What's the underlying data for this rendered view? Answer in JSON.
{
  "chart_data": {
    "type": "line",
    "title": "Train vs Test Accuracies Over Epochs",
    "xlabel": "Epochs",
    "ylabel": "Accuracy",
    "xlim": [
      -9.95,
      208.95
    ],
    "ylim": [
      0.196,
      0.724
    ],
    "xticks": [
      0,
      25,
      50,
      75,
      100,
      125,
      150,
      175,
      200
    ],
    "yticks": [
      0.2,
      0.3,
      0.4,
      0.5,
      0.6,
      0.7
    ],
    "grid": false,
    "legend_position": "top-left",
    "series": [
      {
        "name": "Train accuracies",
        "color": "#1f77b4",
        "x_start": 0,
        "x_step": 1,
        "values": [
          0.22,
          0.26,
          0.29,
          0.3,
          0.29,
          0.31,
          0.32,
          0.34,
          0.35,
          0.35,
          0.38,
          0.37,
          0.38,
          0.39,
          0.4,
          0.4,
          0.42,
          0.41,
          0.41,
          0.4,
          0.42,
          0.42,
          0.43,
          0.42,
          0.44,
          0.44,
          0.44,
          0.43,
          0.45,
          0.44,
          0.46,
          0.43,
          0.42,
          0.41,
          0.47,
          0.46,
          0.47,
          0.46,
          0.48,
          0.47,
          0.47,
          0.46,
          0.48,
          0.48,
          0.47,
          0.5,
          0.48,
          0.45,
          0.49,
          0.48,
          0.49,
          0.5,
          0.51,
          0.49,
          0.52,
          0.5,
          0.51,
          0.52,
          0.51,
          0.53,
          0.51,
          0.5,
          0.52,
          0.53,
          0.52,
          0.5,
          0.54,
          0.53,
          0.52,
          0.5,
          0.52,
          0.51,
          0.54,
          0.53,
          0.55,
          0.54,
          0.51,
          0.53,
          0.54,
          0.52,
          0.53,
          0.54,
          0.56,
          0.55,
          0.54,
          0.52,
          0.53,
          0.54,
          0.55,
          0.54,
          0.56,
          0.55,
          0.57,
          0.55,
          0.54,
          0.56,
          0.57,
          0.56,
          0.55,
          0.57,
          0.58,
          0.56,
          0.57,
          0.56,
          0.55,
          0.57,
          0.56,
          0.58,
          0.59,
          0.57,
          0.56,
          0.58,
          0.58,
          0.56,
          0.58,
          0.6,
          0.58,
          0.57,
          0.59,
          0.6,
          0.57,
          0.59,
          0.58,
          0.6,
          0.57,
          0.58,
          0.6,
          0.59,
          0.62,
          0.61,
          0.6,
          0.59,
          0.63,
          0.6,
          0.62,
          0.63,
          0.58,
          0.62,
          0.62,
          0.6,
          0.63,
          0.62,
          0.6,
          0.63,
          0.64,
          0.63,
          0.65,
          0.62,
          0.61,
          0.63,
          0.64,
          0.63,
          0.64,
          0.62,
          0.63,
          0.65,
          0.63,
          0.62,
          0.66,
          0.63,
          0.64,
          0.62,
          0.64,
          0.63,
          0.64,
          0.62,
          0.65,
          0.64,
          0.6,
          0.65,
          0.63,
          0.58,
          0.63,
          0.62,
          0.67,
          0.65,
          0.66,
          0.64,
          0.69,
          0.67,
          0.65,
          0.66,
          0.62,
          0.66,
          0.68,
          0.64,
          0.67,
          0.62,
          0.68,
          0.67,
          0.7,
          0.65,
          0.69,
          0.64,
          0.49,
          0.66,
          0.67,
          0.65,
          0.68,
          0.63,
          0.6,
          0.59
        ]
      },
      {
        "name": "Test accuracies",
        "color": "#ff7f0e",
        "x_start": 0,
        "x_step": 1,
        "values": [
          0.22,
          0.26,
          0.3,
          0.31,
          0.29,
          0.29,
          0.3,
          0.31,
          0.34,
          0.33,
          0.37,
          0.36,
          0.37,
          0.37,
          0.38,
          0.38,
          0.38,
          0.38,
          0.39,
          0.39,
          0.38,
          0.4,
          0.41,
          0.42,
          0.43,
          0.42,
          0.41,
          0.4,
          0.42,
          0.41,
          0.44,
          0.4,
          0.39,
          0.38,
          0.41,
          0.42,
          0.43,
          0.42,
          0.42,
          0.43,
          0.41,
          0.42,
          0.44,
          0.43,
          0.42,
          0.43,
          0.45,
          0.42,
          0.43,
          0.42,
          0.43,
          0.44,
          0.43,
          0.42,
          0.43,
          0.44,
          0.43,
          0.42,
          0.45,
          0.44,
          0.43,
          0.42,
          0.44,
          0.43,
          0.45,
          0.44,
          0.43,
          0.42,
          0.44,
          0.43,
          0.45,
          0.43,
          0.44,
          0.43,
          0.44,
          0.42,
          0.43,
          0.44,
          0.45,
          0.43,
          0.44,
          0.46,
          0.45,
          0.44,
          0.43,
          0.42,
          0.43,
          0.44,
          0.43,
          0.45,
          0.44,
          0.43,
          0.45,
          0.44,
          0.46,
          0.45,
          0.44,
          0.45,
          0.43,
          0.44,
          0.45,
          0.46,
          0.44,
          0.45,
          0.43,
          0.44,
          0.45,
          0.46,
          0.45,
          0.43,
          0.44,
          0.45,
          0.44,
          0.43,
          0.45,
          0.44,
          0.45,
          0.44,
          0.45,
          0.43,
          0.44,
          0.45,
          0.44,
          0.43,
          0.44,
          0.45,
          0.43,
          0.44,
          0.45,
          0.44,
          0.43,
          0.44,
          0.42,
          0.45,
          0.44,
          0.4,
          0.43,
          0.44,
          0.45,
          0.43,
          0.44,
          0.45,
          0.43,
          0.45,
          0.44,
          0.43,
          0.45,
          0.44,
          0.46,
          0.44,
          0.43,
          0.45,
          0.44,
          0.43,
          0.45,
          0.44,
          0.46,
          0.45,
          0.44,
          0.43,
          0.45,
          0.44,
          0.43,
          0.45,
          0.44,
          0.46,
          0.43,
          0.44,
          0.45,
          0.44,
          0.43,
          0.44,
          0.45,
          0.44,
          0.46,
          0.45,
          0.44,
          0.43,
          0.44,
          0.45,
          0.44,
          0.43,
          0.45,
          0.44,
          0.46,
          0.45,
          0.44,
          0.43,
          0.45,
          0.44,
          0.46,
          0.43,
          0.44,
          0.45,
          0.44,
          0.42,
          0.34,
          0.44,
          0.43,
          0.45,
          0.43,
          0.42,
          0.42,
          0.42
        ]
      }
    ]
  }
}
════════
> GIVEN REQUEST
Reproduce the entire listing word for word.

> THE ANSWER
What's the underlying data for this rendered view? Answer in JSON.
{
  "chart_data": {
    "type": "line",
    "title": "Train vs Test Accuracies Over Epochs",
    "xlabel": "Epochs",
    "ylabel": "Accuracy",
    "xlim": [
      -9.95,
      208.95
    ],
    "ylim": [
      0.196,
      0.724
    ],
    "xticks": [
      0,
      25,
      50,
      75,
      100,
      125,
      150,
      175,
      200
    ],
    "yticks": [
      0.2,
      0.3,
      0.4,
      0.5,
      0.6,
      0.7
    ],
    "grid": false,
    "legend_position": "top-left",
    "series": [
      {
        "name": "Train accuracies",
        "color": "#1f77b4",
        "x_start": 0,
        "x_step": 1,
        "values": [
          0.22,
          0.26,
          0.29,
          0.3,
          0.29,
          0.31,
          0.32,
          0.34,
          0.35,
          0.35,
          0.38,
          0.37,
          0.38,
          0.39,
          0.4,
          0.4,
          0.42,
          0.41,
          0.41,
          0.4,
          0.42,
          0.42,
          0.43,
          0.42,
          0.44,
          0.44,
          0.44,
          0.43,
          0.45,
          0.44,
          0.46,
          0.43,
          0.42,
          0.41,
          0.47,
          0.46,
          0.47,
          0.46,
          0.48,
          0.47,
          0.47,
          0.46,
          0.48,
          0.48,
          0.47,
          0.5,
          0.48,
          0.45,
          0.49,
          0.48,
          0.49,
          0.5,
          0.51,
          0.49,
          0.52,
          0.5,
          0.51,
          0.52,
          0.51,
          0.53,
          0.51,
          0.5,
          0.52,
          0.53,
          0.52,
          0.5,
          0.54,
          0.53,
          0.52,
          0.5,
          0.52,
          0.51,
          0.54,
          0.53,
          0.55,
          0.54,
          0.51,
          0.53,
          0.54,
          0.52,
          0.53,
          0.54,
          0.56,
          0.55,
          0.54,
          0.52,
          0.53,
          0.54,
          0.55,
          0.54,
          0.56,
          0.55,
          0.57,
          0.55,
          0.54,
          0.56,
          0.57,
          0.56,
          0.55,
          0.57,
          0.58,
          0.56,
          0.57,
          0.56,
          0.55,
          0.57,
          0.56,
          0.58,
          0.59,
          0.57,
          0.56,
          0.58,
          0.58,
          0.56,
          0.58,
          0.6,
          0.58,
          0.57,
          0.59,
          0.6,
          0.57,
          0.59,
          0.58,
          0.6,
          0.57,
          0.58,
          0.6,
          0.59,
          0.62,
          0.61,
          0.6,
          0.59,
          0.63,
          0.6,
          0.62,
          0.63,
          0.58,
          0.62,
          0.62,
          0.6,
          0.63,
          0.62,
          0.6,
          0.63,
          0.64,
          0.63,
          0.65,
          0.62,
          0.61,
          0.63,
          0.64,
          0.63,
          0.64,
          0.62,
          0.63,
          0.65,
          0.63,
          0.62,
          0.66,
          0.63,
          0.64,
          0.62,
          0.64,
          0.63,
          0.64,
          0.62,
          0.65,
          0.64,
          0.6,
          0.65,
          0.63,
          0.58,
          0.63,
          0.62,
          0.67,
          0.65,
          0.66,
          0.64,
          0.69,
          0.67,
          0.65,
          0.66,
          0.62,
          0.66,
          0.68,
          0.64,
          0.67,
          0.62,
          0.68,
          0.67,
          0.7,
          0.65,
          0.69,
          0.64,
          0.49,
          0.66,
          0.67,
          0.65,
          0.68,
          0.63,
          0.6,
          0.59
        ]
      },
      {
        "name": "Test accuracies",
        "color": "#ff7f0e",
        "x_start": 0,
        "x_step": 1,
        "values": [
          0.22,
          0.26,
          0.3,
          0.31,
          0.29,
          0.29,
          0.3,
          0.31,
          0.34,
          0.33,
          0.37,
          0.36,
          0.37,
          0.37,
          0.38,
          0.38,
          0.38,
          0.38,
          0.39,
          0.39,
          0.38,
          0.4,
          0.41,
          0.42,
          0.43,
          0.42,
          0.41,
          0.4,
          0.42,
          0.41,
          0.44,
          0.4,
          0.39,
          0.38,
          0.41,
          0.42,
          0.43,
          0.42,
          0.42,
          0.43,
          0.41,
          0.42,
          0.44,
          0.43,
          0.42,
          0.43,
          0.45,
          0.42,
          0.43,
          0.42,
          0.43,
          0.44,
          0.43,
          0.42,
          0.43,
          0.44,
          0.43,
          0.42,
          0.45,
          0.44,
          0.43,
          0.42,
          0.44,
          0.43,
          0.45,
          0.44,
          0.43,
          0.42,
          0.44,
          0.43,
          0.45,
          0.43,
          0.44,
          0.43,
          0.44,
          0.42,
          0.43,
          0.44,
          0.45,
          0.43,
          0.44,
          0.46,
          0.45,
          0.44,
          0.43,
          0.42,
          0.43,
          0.44,
          0.43,
          0.45,
          0.44,
          0.43,
          0.45,
          0.44,
          0.46,
          0.45,
          0.44,
          0.45,
          0.43,
          0.44,
          0.45,
          0.46,
          0.44,
          0.45,
          0.43,
          0.44,
          0.45,
          0.46,
          0.45,
          0.43,
          0.44,
          0.45,
          0.44,
          0.43,
          0.45,
          0.44,
          0.45,
          0.44,
          0.45,
          0.43,
          0.44,
          0.45,
          0.44,
          0.43,
          0.44,
          0.45,
          0.43,
          0.44,
          0.45,
          0.44,
          0.43,
          0.44,
          0.42,
          0.45,
          0.44,
          0.4,
          0.43,
          0.44,
          0.45,
          0.43,
          0.44,
          0.45,
          0.43,
          0.45,
          0.44,
          0.43,
          0.45,
          0.44,
          0.46,
          0.44,
          0.43,
          0.45,
          0.44,
          0.43,
          0.45,
          0.44,
          0.46,
          0.45,
          0.44,
          0.43,
          0.45,
          0.44,
          0.43,
          0.45,
          0.44,
          0.46,
          0.43,
          0.44,
          0.45,
          0.44,
          0.43,
          0.44,
          0.45,
          0.44,
          0.46,
          0.45,
          0.44,
          0.43,
          0.44,
          0.45,
          0.44,
          0.43,
          0.45,
          0.44,
          0.46,
          0.45,
          0.44,
          0.43,
          0.45,
          0.44,
          0.46,
          0.43,
          0.44,
          0.45,
          0.44,
          0.42,
          0.34,
          0.44,
          0.43,
          0.45,
          0.43,
          0.42,
          0.42,
          0.42
        ]
      }
    ]
  }
}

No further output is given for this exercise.